START Extracted material
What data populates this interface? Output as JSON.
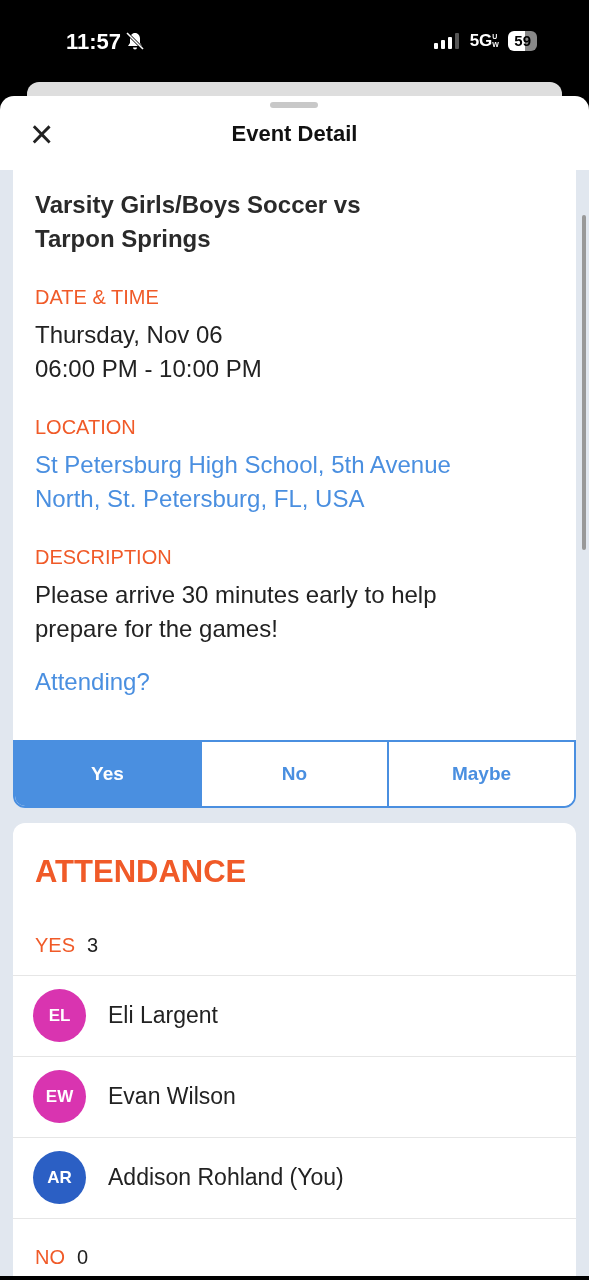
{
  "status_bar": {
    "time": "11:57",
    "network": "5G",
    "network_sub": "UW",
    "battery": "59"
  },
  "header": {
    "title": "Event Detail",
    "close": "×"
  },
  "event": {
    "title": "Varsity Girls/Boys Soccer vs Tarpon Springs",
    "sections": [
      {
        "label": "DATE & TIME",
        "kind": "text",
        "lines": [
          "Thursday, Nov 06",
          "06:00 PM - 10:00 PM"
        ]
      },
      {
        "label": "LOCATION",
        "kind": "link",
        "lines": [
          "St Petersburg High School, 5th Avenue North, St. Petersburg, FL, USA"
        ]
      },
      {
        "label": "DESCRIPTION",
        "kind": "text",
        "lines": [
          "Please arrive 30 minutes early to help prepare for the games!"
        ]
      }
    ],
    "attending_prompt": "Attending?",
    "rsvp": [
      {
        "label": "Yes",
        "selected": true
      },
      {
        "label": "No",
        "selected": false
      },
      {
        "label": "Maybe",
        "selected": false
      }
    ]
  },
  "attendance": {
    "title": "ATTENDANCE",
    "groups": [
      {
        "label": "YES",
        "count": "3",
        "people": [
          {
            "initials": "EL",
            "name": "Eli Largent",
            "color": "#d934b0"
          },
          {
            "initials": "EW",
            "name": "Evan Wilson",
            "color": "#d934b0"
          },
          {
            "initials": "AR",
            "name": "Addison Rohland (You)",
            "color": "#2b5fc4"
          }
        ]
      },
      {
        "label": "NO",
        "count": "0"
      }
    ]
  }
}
END Extracted material
- **What you should do**
Images must not appear in the copy; reproduce everything else in the records verbatim.

- **Answer to this task**
What data populates this interface? Output as JSON.
{
  "status_bar": {
    "time": "11:57",
    "network": "5G",
    "network_sub": "UW",
    "battery": "59"
  },
  "header": {
    "title": "Event Detail",
    "close": "×"
  },
  "event": {
    "title": "Varsity Girls/Boys Soccer vs Tarpon Springs",
    "sections": [
      {
        "label": "DATE & TIME",
        "kind": "text",
        "lines": [
          "Thursday, Nov 06",
          "06:00 PM - 10:00 PM"
        ]
      },
      {
        "label": "LOCATION",
        "kind": "link",
        "lines": [
          "St Petersburg High School, 5th Avenue North, St. Petersburg, FL, USA"
        ]
      },
      {
        "label": "DESCRIPTION",
        "kind": "text",
        "lines": [
          "Please arrive 30 minutes early to help prepare for the games!"
        ]
      }
    ],
    "attending_prompt": "Attending?",
    "rsvp": [
      {
        "label": "Yes",
        "selected": true
      },
      {
        "label": "No",
        "selected": false
      },
      {
        "label": "Maybe",
        "selected": false
      }
    ]
  },
  "attendance": {
    "title": "ATTENDANCE",
    "groups": [
      {
        "label": "YES",
        "count": "3",
        "people": [
          {
            "initials": "EL",
            "name": "Eli Largent",
            "color": "#d934b0"
          },
          {
            "initials": "EW",
            "name": "Evan Wilson",
            "color": "#d934b0"
          },
          {
            "initials": "AR",
            "name": "Addison Rohland (You)",
            "color": "#2b5fc4"
          }
        ]
      },
      {
        "label": "NO",
        "count": "0"
      }
    ]
  }
}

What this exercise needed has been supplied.